━━ ROWS

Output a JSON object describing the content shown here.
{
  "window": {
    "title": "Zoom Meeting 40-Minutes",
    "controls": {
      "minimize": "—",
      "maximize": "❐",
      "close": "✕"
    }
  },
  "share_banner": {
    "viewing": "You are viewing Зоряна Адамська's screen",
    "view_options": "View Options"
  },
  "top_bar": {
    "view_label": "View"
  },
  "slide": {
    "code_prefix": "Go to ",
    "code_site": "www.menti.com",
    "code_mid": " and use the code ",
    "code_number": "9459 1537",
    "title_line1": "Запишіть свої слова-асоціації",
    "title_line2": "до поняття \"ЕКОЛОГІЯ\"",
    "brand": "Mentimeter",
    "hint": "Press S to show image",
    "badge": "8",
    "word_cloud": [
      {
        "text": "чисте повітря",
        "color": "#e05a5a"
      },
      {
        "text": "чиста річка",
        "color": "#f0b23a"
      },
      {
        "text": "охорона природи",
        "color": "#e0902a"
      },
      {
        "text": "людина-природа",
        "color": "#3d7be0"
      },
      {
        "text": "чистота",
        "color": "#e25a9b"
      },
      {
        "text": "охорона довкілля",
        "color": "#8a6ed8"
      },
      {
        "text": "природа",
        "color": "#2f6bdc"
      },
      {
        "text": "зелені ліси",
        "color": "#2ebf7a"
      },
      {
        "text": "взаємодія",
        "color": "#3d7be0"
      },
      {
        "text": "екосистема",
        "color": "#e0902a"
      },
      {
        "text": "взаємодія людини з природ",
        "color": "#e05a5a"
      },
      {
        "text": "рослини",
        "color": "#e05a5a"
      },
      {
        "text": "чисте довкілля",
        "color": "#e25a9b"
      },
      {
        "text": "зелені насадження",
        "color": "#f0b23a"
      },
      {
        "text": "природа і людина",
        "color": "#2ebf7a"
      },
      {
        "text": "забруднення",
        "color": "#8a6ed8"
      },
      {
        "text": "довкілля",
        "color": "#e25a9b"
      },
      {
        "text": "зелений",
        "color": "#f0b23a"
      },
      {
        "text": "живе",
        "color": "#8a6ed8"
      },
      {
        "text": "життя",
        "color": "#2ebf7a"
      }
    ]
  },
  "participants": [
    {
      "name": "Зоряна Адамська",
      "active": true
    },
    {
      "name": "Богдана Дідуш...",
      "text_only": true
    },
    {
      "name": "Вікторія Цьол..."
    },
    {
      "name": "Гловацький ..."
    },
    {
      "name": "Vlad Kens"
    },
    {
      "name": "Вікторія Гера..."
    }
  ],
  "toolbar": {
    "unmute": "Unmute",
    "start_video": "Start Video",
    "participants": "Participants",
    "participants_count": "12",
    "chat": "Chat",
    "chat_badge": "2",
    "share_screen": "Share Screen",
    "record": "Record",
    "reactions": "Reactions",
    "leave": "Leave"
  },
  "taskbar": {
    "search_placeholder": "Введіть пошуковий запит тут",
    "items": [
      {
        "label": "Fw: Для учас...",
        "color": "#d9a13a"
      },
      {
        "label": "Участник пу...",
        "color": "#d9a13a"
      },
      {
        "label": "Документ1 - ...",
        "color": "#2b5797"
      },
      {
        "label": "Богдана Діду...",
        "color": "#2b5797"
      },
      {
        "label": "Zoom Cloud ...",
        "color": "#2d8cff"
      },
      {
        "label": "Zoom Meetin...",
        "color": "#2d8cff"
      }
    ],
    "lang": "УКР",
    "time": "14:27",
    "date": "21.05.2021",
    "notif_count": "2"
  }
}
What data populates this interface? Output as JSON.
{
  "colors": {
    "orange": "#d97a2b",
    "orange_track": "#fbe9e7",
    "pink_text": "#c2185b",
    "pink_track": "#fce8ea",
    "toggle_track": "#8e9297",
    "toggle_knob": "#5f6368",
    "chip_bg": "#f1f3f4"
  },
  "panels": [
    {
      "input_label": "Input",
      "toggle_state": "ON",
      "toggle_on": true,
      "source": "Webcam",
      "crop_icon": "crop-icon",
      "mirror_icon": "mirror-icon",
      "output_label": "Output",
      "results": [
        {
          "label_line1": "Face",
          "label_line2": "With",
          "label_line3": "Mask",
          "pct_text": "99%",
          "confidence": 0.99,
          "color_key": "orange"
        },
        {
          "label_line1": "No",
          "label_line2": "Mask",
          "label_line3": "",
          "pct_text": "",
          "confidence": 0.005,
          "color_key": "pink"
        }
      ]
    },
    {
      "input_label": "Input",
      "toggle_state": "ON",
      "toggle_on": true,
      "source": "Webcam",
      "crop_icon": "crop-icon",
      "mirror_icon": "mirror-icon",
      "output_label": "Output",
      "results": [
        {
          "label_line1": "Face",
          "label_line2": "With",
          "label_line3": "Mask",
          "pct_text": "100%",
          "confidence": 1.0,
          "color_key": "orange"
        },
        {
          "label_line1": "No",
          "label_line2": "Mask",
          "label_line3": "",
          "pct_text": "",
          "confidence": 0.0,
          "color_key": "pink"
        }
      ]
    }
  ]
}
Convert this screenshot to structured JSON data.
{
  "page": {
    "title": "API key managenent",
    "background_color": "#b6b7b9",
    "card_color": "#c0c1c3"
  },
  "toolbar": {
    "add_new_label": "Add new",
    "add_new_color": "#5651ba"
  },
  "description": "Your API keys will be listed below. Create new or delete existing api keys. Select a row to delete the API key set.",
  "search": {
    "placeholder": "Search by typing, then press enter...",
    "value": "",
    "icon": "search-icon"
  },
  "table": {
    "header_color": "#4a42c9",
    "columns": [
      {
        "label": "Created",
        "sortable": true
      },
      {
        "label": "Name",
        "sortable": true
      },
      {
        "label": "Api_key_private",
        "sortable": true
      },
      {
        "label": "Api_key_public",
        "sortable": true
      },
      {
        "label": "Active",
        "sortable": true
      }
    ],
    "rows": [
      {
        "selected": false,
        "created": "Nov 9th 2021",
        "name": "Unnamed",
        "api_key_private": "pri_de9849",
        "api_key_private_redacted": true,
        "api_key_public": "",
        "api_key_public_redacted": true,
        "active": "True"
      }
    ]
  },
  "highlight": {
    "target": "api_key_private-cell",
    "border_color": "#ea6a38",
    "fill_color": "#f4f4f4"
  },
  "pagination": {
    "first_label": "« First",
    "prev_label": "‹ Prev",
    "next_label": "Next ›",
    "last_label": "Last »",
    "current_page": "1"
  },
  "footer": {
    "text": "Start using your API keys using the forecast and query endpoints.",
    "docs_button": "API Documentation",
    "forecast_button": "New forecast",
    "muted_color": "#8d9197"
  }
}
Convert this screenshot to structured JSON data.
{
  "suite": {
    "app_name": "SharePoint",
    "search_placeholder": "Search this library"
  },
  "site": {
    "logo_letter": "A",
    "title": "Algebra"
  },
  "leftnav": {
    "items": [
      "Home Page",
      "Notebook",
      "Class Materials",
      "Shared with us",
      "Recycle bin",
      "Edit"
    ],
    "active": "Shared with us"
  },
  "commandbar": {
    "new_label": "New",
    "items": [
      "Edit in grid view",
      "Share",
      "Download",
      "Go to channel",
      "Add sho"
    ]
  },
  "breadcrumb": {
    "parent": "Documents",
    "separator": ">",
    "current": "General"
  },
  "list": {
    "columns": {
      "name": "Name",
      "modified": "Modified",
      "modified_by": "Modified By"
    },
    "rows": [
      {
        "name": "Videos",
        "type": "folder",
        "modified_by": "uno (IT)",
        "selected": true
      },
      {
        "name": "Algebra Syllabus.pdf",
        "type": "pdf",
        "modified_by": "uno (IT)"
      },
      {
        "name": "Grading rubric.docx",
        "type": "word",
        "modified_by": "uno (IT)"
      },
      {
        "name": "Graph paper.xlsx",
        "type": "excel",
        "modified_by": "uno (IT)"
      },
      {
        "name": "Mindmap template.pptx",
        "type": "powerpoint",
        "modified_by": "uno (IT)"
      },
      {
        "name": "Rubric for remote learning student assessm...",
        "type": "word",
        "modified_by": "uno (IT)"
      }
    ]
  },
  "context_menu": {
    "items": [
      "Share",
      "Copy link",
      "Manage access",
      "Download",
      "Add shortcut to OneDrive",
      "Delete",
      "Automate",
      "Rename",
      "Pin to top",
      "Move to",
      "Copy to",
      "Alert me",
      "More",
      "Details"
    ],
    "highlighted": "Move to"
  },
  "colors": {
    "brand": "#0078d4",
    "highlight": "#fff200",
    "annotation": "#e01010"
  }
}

━━━━

### WRITTEN REQUEST
Read the data above and count the lines that include "this". Answer only with the count.

### TASK RESULT
4